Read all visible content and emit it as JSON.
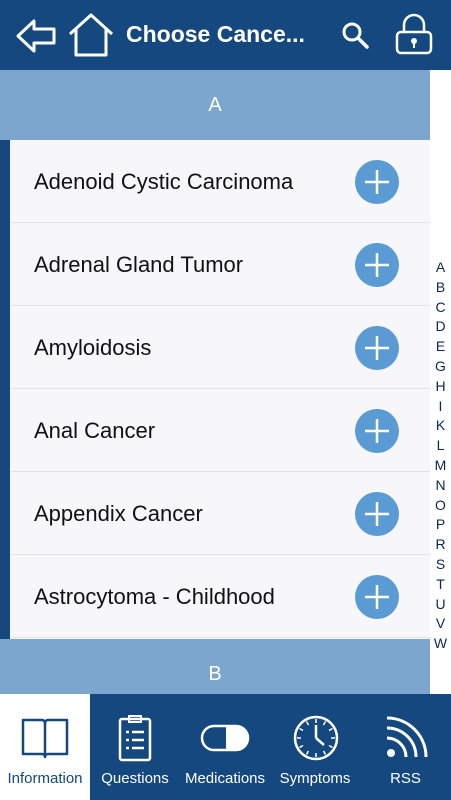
{
  "header": {
    "title": "Choose Cance...",
    "back_icon": "back-arrow-icon",
    "home_icon": "home-icon",
    "search_icon": "search-icon",
    "lock_icon": "lock-icon"
  },
  "sections": [
    {
      "letter": "A"
    },
    {
      "letter": "B"
    }
  ],
  "items": [
    {
      "label": "Adenoid Cystic Carcinoma"
    },
    {
      "label": "Adrenal Gland Tumor"
    },
    {
      "label": "Amyloidosis"
    },
    {
      "label": "Anal Cancer"
    },
    {
      "label": "Appendix Cancer"
    },
    {
      "label": "Astrocytoma - Childhood"
    }
  ],
  "index_letters": [
    "A",
    "B",
    "C",
    "D",
    "E",
    "G",
    "H",
    "I",
    "K",
    "L",
    "M",
    "N",
    "O",
    "P",
    "R",
    "S",
    "T",
    "U",
    "V",
    "W"
  ],
  "tabs": [
    {
      "label": "Information",
      "icon": "book-icon",
      "active": true
    },
    {
      "label": "Questions",
      "icon": "clipboard-icon",
      "active": false
    },
    {
      "label": "Medications",
      "icon": "pill-icon",
      "active": false
    },
    {
      "label": "Symptoms",
      "icon": "clock-icon",
      "active": false
    },
    {
      "label": "RSS",
      "icon": "rss-icon",
      "active": false
    }
  ],
  "colors": {
    "brand": "#14487f",
    "section": "#7ca6cd",
    "add_button": "#5a9bd3"
  }
}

....

*Exercise instructions*. The reply should consist solely of the number of lines in the records that include "label".

*Result of this exercise*. 11